*** EXTRACTED INFORMATION ***
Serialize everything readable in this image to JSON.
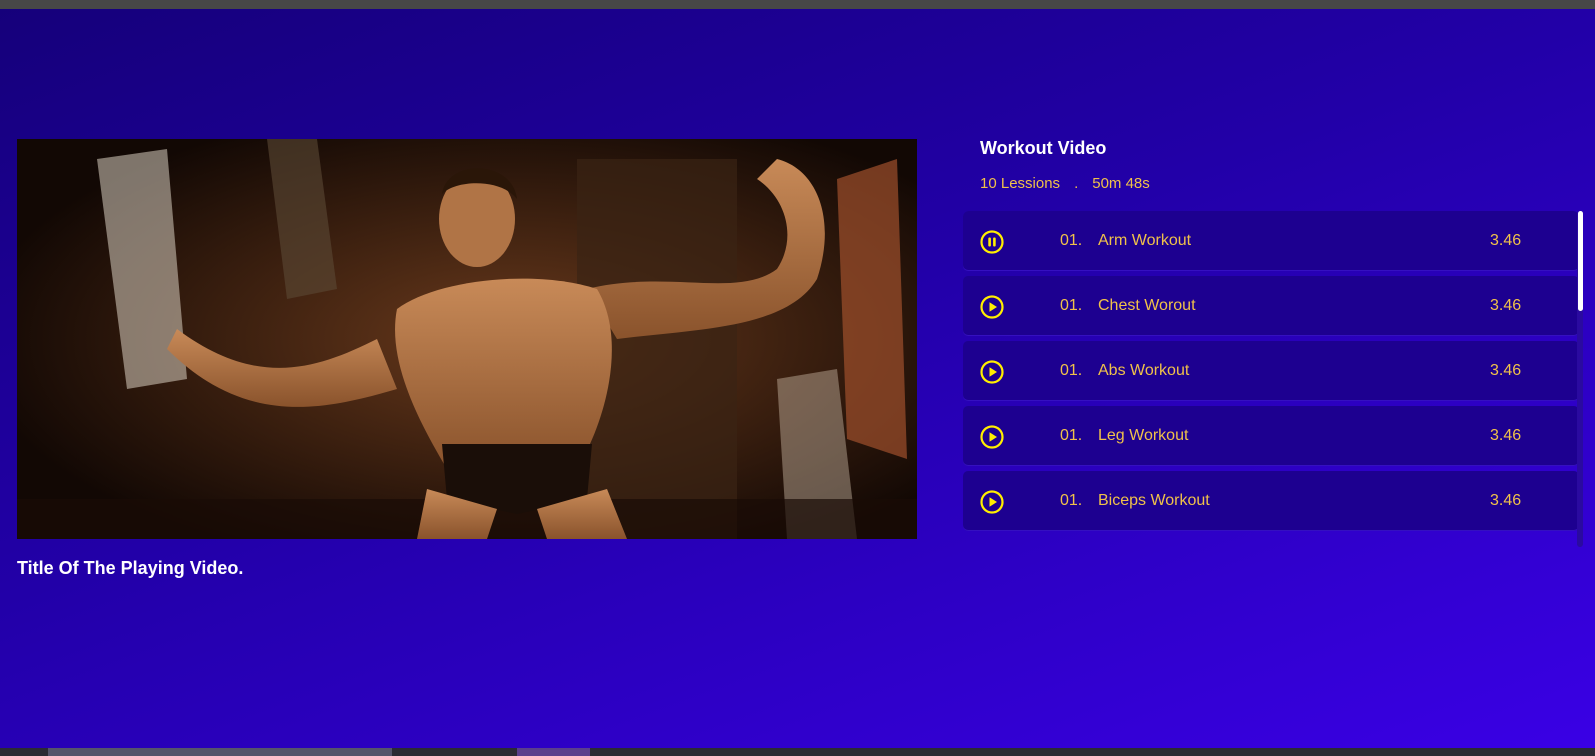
{
  "player": {
    "image": "bodybuilder-posing-video-frame",
    "title": "Title Of The Playing Video."
  },
  "playlist": {
    "title": "Workout Video",
    "lessons_count": "10 Lessions",
    "separator": ".",
    "total_duration": "50m 48s",
    "lessons": [
      {
        "number": "01.",
        "name": "Arm Workout",
        "duration": "3.46",
        "icon": "pause-circle-icon",
        "state": "playing"
      },
      {
        "number": "01.",
        "name": "Chest Worout",
        "duration": "3.46",
        "icon": "play-circle-icon",
        "state": "idle"
      },
      {
        "number": "01.",
        "name": "Abs Workout",
        "duration": "3.46",
        "icon": "play-circle-icon",
        "state": "idle"
      },
      {
        "number": "01.",
        "name": "Leg Workout",
        "duration": "3.46",
        "icon": "play-circle-icon",
        "state": "idle"
      },
      {
        "number": "01.",
        "name": "Biceps Workout",
        "duration": "3.46",
        "icon": "play-circle-icon",
        "state": "idle"
      }
    ]
  },
  "colors": {
    "accent": "#f0c14a",
    "icon": "#ffee00",
    "row_bg": "#1d0090",
    "text_primary": "#ffffff"
  }
}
***
EXERCISE DETAILS - Copy the records exactly. Skip the pictures.

FINISHED EXERCISE -
Serialize everything readable in this image to JSON.
{
  "player": {
    "image": "bodybuilder-posing-video-frame",
    "title": "Title Of The Playing Video."
  },
  "playlist": {
    "title": "Workout Video",
    "lessons_count": "10 Lessions",
    "separator": ".",
    "total_duration": "50m 48s",
    "lessons": [
      {
        "number": "01.",
        "name": "Arm Workout",
        "duration": "3.46",
        "icon": "pause-circle-icon",
        "state": "playing"
      },
      {
        "number": "01.",
        "name": "Chest Worout",
        "duration": "3.46",
        "icon": "play-circle-icon",
        "state": "idle"
      },
      {
        "number": "01.",
        "name": "Abs Workout",
        "duration": "3.46",
        "icon": "play-circle-icon",
        "state": "idle"
      },
      {
        "number": "01.",
        "name": "Leg Workout",
        "duration": "3.46",
        "icon": "play-circle-icon",
        "state": "idle"
      },
      {
        "number": "01.",
        "name": "Biceps Workout",
        "duration": "3.46",
        "icon": "play-circle-icon",
        "state": "idle"
      }
    ]
  },
  "colors": {
    "accent": "#f0c14a",
    "icon": "#ffee00",
    "row_bg": "#1d0090",
    "text_primary": "#ffffff"
  }
}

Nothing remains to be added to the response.